**Fragmento del texto:**

=======

Maupassant luchó al principio, denodadamente, luego se cansó y se entregó a los médicos para arriesgar, sin grandes esperanzas quizá, su última suerte. Fue a Divonne Champel, el 1 de enero de 1882, a Cannes, Passy  y luego el final.

Procedamos por orden.

Con Sur l’Eau, escrito a lo largo de Agay, de Anthéore, de Saint-Raphael, de la Napoule, de ese paraíso de olas azules y rocas rojas, Maupassant dijo adiós a todo lo que amaba. Ese libro es a la vez su confesión general y su testamento.

Desde hacía mucho tiempo, heroicamente, seguía, a espaldas de todos, o casi, los progresos de su mal. Se sentía disminuir. Preveía su entrada en la inconsciencia,  Y este hombre que se hundía, encontraba la energía para reír (con esa risa que, desde 1886, se volvía fácilmente espasmódica) y todavía para trabajar!

=======

**Registros enumerados:**
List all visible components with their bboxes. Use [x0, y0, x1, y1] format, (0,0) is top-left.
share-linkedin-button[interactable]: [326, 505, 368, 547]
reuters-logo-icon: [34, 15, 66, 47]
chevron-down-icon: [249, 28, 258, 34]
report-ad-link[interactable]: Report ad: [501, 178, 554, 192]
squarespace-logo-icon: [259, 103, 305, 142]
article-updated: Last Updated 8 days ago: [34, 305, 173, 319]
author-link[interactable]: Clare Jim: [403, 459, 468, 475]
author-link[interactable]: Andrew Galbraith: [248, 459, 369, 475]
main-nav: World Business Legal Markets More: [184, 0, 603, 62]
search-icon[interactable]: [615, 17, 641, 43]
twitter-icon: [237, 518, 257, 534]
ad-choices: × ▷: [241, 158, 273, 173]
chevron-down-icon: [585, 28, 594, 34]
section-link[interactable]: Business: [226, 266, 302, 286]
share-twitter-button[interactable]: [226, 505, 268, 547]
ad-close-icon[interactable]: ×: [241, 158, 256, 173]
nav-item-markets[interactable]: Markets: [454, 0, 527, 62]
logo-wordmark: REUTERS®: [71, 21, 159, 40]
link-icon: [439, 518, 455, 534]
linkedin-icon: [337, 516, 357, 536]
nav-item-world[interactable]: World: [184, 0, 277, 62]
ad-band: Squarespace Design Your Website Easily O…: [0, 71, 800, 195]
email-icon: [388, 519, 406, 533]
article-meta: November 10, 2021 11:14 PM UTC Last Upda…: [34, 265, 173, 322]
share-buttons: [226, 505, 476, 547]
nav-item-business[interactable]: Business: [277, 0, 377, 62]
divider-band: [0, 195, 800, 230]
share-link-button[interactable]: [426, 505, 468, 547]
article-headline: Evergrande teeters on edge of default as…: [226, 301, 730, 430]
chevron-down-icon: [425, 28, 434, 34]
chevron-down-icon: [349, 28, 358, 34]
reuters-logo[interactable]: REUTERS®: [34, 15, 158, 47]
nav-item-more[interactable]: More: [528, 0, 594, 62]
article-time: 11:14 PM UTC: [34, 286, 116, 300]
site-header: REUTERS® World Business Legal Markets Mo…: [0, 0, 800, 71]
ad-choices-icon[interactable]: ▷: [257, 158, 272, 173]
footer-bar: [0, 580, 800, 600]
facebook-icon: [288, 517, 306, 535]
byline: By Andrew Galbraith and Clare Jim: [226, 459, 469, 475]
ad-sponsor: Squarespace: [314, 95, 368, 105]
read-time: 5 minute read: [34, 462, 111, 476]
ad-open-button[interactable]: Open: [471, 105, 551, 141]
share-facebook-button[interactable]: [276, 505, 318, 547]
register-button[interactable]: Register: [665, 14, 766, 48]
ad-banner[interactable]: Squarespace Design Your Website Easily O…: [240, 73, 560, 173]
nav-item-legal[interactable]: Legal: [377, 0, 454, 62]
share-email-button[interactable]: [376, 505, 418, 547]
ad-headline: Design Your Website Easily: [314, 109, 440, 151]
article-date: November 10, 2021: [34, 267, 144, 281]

=======

**Preguntas:**
a. Reproduzca sin cambios el pasaje del texto sobre Maupassant que va desde "Procedamos por orden." hasta "y su testamento.".
b. Prosiga el texto sobre Maupassant a partir de su última oración.

**Respuestas:**
a.
Procedamos por orden.

Con Sur l’Eau, escrito a lo largo de Agay, de Anthéore, de Saint-Raphael, de la Napoule, de ese paraíso de olas azules y rocas rojas, Maupassant dijo adiós a todo lo que amaba. Ese libro es a la vez su confesión general y su testamento.

b.
En 1890, decía a Hugues Le Roux:

–Temo tan poco la muerte, que sería capaz de matarme por diversión. Pienso en el suicidio con reconocimiento. Es una puerta abierta a la huida, el día donde verdaderamente uno esté harto.

Un año más tarde, cuando todavía estaba en plena posesión de su razón, preguntaba al doctor Frémy que le trataba:

–¿No cree usted que me encamino hacia la locura?... Si fuese así, debería advertírmelo. Entre la locura y la muerte, no hay duda: mi elección está hecha por adelantado.

En noviembre del mismo año, acompañando a Herny Roujon, en dirección a Beaulieu, le decía tristemente:

–No me queda mucho tiempo. Me gustaría no sufrir…

José María de Heredia nos informó que, pocas semanas antes, había pronunciado estas palabras:

–Adiós – hasta luego–  no, adiós. Mi resolución está tomada. No me arrastraré por más tiempo. No quiero sobrevivirme.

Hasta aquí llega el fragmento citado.